What is asked:
Arrange every line of the data below into a Markdown table with the columns No. and Line, skipping blank lines and leaving out the pictures.

Dataset extract:
════════════════

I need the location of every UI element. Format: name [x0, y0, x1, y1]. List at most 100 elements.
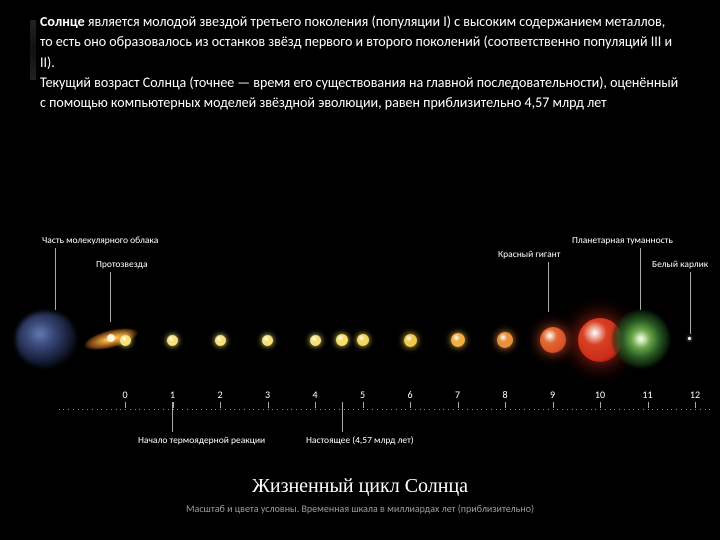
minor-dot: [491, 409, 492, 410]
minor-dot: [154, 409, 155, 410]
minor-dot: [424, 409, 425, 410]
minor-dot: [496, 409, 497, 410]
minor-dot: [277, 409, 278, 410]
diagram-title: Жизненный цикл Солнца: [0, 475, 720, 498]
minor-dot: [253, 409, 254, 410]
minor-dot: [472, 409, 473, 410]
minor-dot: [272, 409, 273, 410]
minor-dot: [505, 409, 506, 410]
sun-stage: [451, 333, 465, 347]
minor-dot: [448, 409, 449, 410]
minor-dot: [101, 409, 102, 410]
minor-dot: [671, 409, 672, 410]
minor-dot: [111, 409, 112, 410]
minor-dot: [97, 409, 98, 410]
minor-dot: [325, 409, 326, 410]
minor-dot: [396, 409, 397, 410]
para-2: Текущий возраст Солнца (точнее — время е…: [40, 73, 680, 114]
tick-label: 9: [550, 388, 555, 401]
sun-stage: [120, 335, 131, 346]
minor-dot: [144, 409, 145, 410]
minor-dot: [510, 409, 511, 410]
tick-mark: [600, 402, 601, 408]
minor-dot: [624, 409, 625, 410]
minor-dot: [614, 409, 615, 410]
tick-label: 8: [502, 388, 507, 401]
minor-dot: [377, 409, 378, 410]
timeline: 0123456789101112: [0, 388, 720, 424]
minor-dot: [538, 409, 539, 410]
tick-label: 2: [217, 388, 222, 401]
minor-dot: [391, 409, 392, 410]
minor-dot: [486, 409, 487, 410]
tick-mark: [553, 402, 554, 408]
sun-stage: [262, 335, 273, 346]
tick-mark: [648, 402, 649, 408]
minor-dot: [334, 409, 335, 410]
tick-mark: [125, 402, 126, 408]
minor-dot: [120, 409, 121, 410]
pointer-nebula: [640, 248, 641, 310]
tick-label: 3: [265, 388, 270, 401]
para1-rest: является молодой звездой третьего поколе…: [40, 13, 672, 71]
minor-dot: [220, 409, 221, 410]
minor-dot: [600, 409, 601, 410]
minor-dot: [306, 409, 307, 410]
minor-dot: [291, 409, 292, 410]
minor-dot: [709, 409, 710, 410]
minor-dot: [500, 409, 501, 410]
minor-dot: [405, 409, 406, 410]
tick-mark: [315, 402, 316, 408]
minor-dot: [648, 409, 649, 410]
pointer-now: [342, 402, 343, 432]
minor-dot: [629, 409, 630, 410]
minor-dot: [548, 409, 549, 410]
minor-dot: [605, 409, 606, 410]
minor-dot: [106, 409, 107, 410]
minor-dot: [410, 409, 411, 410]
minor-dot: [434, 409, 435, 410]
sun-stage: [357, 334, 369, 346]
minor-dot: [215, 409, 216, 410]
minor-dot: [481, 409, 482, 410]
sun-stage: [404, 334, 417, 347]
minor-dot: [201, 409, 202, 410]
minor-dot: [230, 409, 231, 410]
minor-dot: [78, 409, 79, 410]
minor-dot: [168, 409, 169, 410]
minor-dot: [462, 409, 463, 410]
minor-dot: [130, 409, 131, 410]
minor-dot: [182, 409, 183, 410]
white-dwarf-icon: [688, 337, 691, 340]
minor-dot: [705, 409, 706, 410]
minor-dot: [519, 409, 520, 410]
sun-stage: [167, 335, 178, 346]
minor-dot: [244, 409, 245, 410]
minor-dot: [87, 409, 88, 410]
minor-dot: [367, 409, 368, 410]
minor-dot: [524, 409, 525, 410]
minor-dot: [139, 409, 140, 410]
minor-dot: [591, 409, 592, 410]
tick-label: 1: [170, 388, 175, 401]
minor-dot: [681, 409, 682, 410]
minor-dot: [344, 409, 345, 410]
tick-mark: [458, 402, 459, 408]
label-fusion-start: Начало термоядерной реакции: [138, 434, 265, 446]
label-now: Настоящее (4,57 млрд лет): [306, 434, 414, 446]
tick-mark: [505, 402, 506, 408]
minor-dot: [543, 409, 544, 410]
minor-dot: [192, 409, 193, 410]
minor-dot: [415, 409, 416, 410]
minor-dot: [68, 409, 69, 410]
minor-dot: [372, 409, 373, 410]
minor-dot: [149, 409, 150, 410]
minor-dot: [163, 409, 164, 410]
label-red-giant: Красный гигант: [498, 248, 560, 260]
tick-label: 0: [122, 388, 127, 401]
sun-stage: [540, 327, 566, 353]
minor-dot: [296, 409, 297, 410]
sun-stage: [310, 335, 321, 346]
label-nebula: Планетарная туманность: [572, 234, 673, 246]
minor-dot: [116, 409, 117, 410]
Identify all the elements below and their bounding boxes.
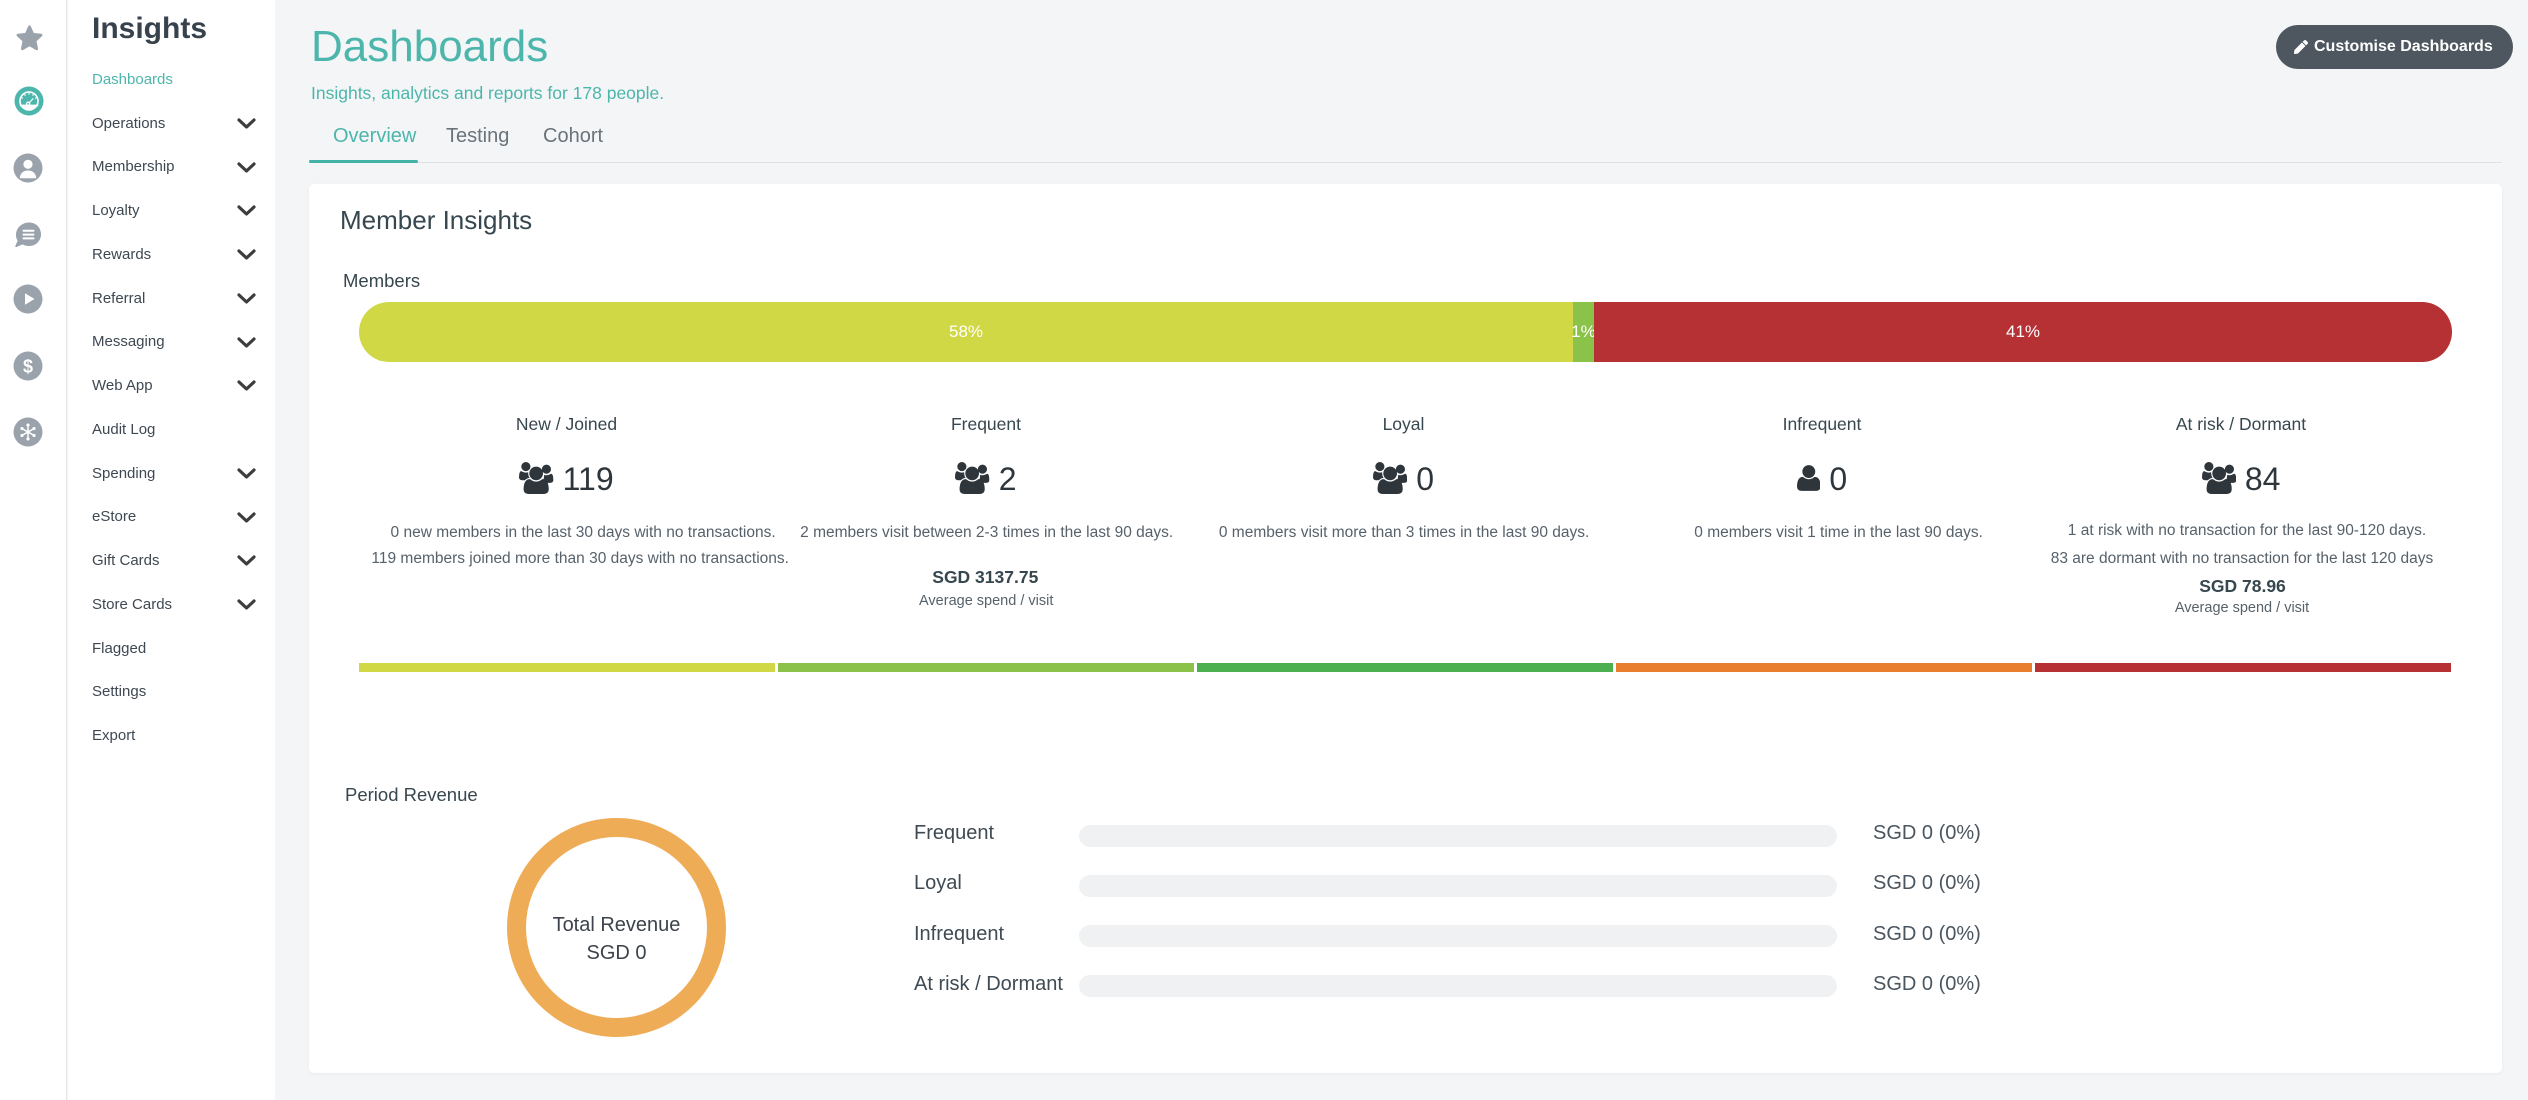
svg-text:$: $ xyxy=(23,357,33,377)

════════════════

The completed task:
| No. | Line |
|---|---|
| 1 | I need the location of every UI element. Format: name [x0, y0, x1, y1]. List at most 100 elements. |
| 2 | minor-dot: [491, 409, 492, 410] |
| 3 | minor-dot: [154, 409, 155, 410] |
| 4 | minor-dot: [424, 409, 425, 410] |
| 5 | minor-dot: [496, 409, 497, 410] |
| 6 | minor-dot: [277, 409, 278, 410] |
| 7 | diagram-title: Жизненный цикл Солнца: [0, 475, 720, 498] |
| 8 | minor-dot: [253, 409, 254, 410] |
| 9 | minor-dot: [472, 409, 473, 410] |
| 10 | minor-dot: [272, 409, 273, 410] |
| 11 | minor-dot: [505, 409, 506, 410] |
| 12 | sun-stage: [451, 333, 465, 347] |
| 13 | minor-dot: [448, 409, 449, 410] |
| 14 | minor-dot: [101, 409, 102, 410] |
| 15 | minor-dot: [671, 409, 672, 410] |
| 16 | minor-dot: [111, 409, 112, 410] |
| 17 | minor-dot: [97, 409, 98, 410] |
| 18 | minor-dot: [325, 409, 326, 410] |
| 19 | minor-dot: [396, 409, 397, 410] |
| 20 | para-2: Текущий возраст Солнца (точнее — время е…: [40, 73, 680, 114] |
| 21 | tick-label: 9: [550, 388, 555, 401] |
| 22 | sun-stage: [120, 335, 131, 346] |
| 23 | minor-dot: [144, 409, 145, 410] |
| 24 | minor-dot: [510, 409, 511, 410] |
| 25 | tick-mark: [600, 402, 601, 408] |
| 26 | minor-dot: [624, 409, 625, 410] |
| 27 | minor-dot: [614, 409, 615, 410] |
| 28 | tick-label: 8: [502, 388, 507, 401] |
| 29 | minor-dot: [377, 409, 378, 410] |
| 30 | timeline: 0123456789101112: [0, 388, 720, 424] |
| 31 | minor-dot: [538, 409, 539, 410] |
| 32 | tick-label: 2: [217, 388, 222, 401] |
| 33 | minor-dot: [391, 409, 392, 410] |
| 34 | minor-dot: [486, 409, 487, 410] |
| 35 | tick-mark: [553, 402, 554, 408] |
| 36 | sun-stage: [262, 335, 273, 346] |
| 37 | tick-mark: [648, 402, 649, 408] |
| 38 | minor-dot: [334, 409, 335, 410] |
| 39 | tick-mark: [125, 402, 126, 408] |
| 40 | minor-dot: [120, 409, 121, 410] |
| 41 | pointer-nebula: [640, 248, 641, 310] |
| 42 | tick-label: 3: [265, 388, 270, 401] |
| 43 | para1-rest: является молодой звездой третьего поколе…: [40, 13, 672, 71] |
| 44 | minor-dot: [220, 409, 221, 410] |
| 45 | minor-dot: [600, 409, 601, 410] |
| 46 | minor-dot: [306, 409, 307, 410] |
| 47 | minor-dot: [291, 409, 292, 410] |
| 48 | minor-dot: [709, 409, 710, 410] |
| 49 | minor-dot: [500, 409, 501, 410] |
| 50 | minor-dot: [405, 409, 406, 410] |
| 51 | tick-mark: [315, 402, 316, 408] |
| 52 | minor-dot: [648, 409, 649, 410] |
| 53 | pointer-now: [342, 402, 343, 432] |
| 54 | minor-dot: [629, 409, 630, 410] |
| 55 | minor-dot: [548, 409, 549, 410] |
| 56 | minor-dot: [605, 409, 606, 410] |
| 57 | minor-dot: [106, 409, 107, 410] |
| 58 | minor-dot: [410, 409, 411, 410] |
| 59 | minor-dot: [434, 409, 435, 410] |
| 60 | sun-stage: [357, 334, 369, 346] |
| 61 | minor-dot: [215, 409, 216, 410] |
| 62 | minor-dot: [481, 409, 482, 410] |
| 63 | sun-stage: [404, 334, 417, 347] |
| 64 | minor-dot: [201, 409, 202, 410] |
| 65 | minor-dot: [230, 409, 231, 410] |
| 66 | minor-dot: [78, 409, 79, 410] |
| 67 | minor-dot: [168, 409, 169, 410] |
| 68 | minor-dot: [462, 409, 463, 410] |
| 69 | minor-dot: [130, 409, 131, 410] |
| 70 | minor-dot: [182, 409, 183, 410] |
| 71 | white-dwarf-icon: [688, 337, 691, 340] |
| 72 | minor-dot: [705, 409, 706, 410] |
| 73 | minor-dot: [519, 409, 520, 410] |
| 74 | sun-stage: [167, 335, 178, 346] |
| 75 | minor-dot: [244, 409, 245, 410] |
| 76 | minor-dot: [87, 409, 88, 410] |
| 77 | minor-dot: [367, 409, 368, 410] |
| 78 | minor-dot: [524, 409, 525, 410] |
| 79 | minor-dot: [139, 409, 140, 410] |
| 80 | minor-dot: [591, 409, 592, 410] |
| 81 | tick-label: 1: [170, 388, 175, 401] |
| 82 | minor-dot: [681, 409, 682, 410] |
| 83 | minor-dot: [344, 409, 345, 410] |
| 84 | tick-mark: [458, 402, 459, 408] |
| 85 | label-fusion-start: Начало термоядерной реакции: [138, 434, 265, 446] |
| 86 | label-now: Настоящее (4,57 млрд лет): [306, 434, 414, 446] |
| 87 | tick-mark: [505, 402, 506, 408] |
| 88 | minor-dot: [543, 409, 544, 410] |
| 89 | minor-dot: [192, 409, 193, 410] |
| 90 | minor-dot: [415, 409, 416, 410] |
| 91 | minor-dot: [68, 409, 69, 410] |
| 92 | minor-dot: [372, 409, 373, 410] |
| 93 | minor-dot: [149, 409, 150, 410] |
| 94 | minor-dot: [163, 409, 164, 410] |
| 95 | label-red-giant: Красный гигант: [498, 248, 560, 260] |
| 96 | tick-label: 0: [122, 388, 127, 401] |
| 97 | sun-stage: [540, 327, 566, 353] |
| 98 | minor-dot: [296, 409, 297, 410] |
| 99 | sun-stage: [310, 335, 321, 346] |
| 100 | label-nebula: Планетарная туманность: [572, 234, 673, 246] |
| 101 | minor-dot: [116, 409, 117, 410] |
| 102 | Identify all the elements below and their bounding boxes. |
| 103 | svg-text:$: $ xyxy=(23,357,33,377) |